** STATED TASK **
Retype every entry in its entirety, without alteration.
begin RECORDS SUPPLIED
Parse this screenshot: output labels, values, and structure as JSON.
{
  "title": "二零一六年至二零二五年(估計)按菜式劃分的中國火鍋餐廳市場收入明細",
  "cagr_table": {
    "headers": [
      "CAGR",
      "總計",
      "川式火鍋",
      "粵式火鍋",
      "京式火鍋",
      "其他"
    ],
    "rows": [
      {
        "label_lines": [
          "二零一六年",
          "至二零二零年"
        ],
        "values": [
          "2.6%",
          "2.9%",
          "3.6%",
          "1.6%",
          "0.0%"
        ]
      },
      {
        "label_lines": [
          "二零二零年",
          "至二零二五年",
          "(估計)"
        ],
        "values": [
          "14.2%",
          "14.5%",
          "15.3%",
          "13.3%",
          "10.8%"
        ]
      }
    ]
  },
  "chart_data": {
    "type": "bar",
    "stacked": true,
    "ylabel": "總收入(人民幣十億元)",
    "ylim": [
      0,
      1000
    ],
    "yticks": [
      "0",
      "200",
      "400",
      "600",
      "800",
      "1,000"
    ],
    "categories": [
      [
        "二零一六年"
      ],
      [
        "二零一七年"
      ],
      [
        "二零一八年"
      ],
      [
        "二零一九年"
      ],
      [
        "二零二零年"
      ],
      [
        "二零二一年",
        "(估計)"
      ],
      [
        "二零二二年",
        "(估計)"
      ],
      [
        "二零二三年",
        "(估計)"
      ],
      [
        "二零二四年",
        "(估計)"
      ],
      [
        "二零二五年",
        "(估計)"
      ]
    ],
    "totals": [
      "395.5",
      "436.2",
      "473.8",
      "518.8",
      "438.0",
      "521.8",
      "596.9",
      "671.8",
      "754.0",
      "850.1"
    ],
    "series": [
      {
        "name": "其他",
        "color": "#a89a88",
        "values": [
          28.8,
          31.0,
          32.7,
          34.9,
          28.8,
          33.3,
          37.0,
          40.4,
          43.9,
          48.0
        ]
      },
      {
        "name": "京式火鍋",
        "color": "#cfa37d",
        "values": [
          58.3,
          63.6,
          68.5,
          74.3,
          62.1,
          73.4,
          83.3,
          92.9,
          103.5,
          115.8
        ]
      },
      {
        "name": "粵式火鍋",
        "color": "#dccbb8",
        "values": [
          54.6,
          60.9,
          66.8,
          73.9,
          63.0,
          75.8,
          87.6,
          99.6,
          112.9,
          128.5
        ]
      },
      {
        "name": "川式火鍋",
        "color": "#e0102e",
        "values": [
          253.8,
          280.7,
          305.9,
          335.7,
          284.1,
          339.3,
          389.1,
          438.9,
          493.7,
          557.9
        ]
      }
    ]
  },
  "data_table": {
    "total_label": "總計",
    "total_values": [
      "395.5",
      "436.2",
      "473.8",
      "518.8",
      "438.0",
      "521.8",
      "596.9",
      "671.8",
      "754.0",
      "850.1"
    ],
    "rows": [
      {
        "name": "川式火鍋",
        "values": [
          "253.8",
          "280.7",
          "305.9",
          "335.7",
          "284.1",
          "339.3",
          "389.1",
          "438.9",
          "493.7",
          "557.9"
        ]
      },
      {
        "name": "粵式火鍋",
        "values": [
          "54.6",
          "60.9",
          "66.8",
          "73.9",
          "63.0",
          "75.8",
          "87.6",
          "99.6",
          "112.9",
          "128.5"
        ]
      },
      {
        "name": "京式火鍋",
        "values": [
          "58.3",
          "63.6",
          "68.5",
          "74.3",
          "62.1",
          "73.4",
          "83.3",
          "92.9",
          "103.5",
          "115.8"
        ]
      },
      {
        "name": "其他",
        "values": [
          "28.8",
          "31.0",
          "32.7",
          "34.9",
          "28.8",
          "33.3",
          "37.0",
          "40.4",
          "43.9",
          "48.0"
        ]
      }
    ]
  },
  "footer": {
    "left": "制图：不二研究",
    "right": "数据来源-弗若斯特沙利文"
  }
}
end RECORDS SUPPLIED
** RESPONSE TO THE EXERCISE **
Parse this screenshot: output labels, values, and structure as JSON.
{
  "title": "二零一六年至二零二五年(估計)按菜式劃分的中國火鍋餐廳市場收入明細",
  "cagr_table": {
    "headers": [
      "CAGR",
      "總計",
      "川式火鍋",
      "粵式火鍋",
      "京式火鍋",
      "其他"
    ],
    "rows": [
      {
        "label_lines": [
          "二零一六年",
          "至二零二零年"
        ],
        "values": [
          "2.6%",
          "2.9%",
          "3.6%",
          "1.6%",
          "0.0%"
        ]
      },
      {
        "label_lines": [
          "二零二零年",
          "至二零二五年",
          "(估計)"
        ],
        "values": [
          "14.2%",
          "14.5%",
          "15.3%",
          "13.3%",
          "10.8%"
        ]
      }
    ]
  },
  "chart_data": {
    "type": "bar",
    "stacked": true,
    "ylabel": "總收入(人民幣十億元)",
    "ylim": [
      0,
      1000
    ],
    "yticks": [
      "0",
      "200",
      "400",
      "600",
      "800",
      "1,000"
    ],
    "categories": [
      [
        "二零一六年"
      ],
      [
        "二零一七年"
      ],
      [
        "二零一八年"
      ],
      [
        "二零一九年"
      ],
      [
        "二零二零年"
      ],
      [
        "二零二一年",
        "(估計)"
      ],
      [
        "二零二二年",
        "(估計)"
      ],
      [
        "二零二三年",
        "(估計)"
      ],
      [
        "二零二四年",
        "(估計)"
      ],
      [
        "二零二五年",
        "(估計)"
      ]
    ],
    "totals": [
      "395.5",
      "436.2",
      "473.8",
      "518.8",
      "438.0",
      "521.8",
      "596.9",
      "671.8",
      "754.0",
      "850.1"
    ],
    "series": [
      {
        "name": "其他",
        "color": "#a89a88",
        "values": [
          28.8,
          31.0,
          32.7,
          34.9,
          28.8,
          33.3,
          37.0,
          40.4,
          43.9,
          48.0
        ]
      },
      {
        "name": "京式火鍋",
        "color": "#cfa37d",
        "values": [
          58.3,
          63.6,
          68.5,
          74.3,
          62.1,
          73.4,
          83.3,
          92.9,
          103.5,
          115.8
        ]
      },
      {
        "name": "粵式火鍋",
        "color": "#dccbb8",
        "values": [
          54.6,
          60.9,
          66.8,
          73.9,
          63.0,
          75.8,
          87.6,
          99.6,
          112.9,
          128.5
        ]
      },
      {
        "name": "川式火鍋",
        "color": "#e0102e",
        "values": [
          253.8,
          280.7,
          305.9,
          335.7,
          284.1,
          339.3,
          389.1,
          438.9,
          493.7,
          557.9
        ]
      }
    ]
  },
  "data_table": {
    "total_label": "總計",
    "total_values": [
      "395.5",
      "436.2",
      "473.8",
      "518.8",
      "438.0",
      "521.8",
      "596.9",
      "671.8",
      "754.0",
      "850.1"
    ],
    "rows": [
      {
        "name": "川式火鍋",
        "values": [
          "253.8",
          "280.7",
          "305.9",
          "335.7",
          "284.1",
          "339.3",
          "389.1",
          "438.9",
          "493.7",
          "557.9"
        ]
      },
      {
        "name": "粵式火鍋",
        "values": [
          "54.6",
          "60.9",
          "66.8",
          "73.9",
          "63.0",
          "75.8",
          "87.6",
          "99.6",
          "112.9",
          "128.5"
        ]
      },
      {
        "name": "京式火鍋",
        "values": [
          "58.3",
          "63.6",
          "68.5",
          "74.3",
          "62.1",
          "73.4",
          "83.3",
          "92.9",
          "103.5",
          "115.8"
        ]
      },
      {
        "name": "其他",
        "values": [
          "28.8",
          "31.0",
          "32.7",
          "34.9",
          "28.8",
          "33.3",
          "37.0",
          "40.4",
          "43.9",
          "48.0"
        ]
      }
    ]
  },
  "footer": {
    "left": "制图：不二研究",
    "right": "数据来源-弗若斯特沙利文"
  }
}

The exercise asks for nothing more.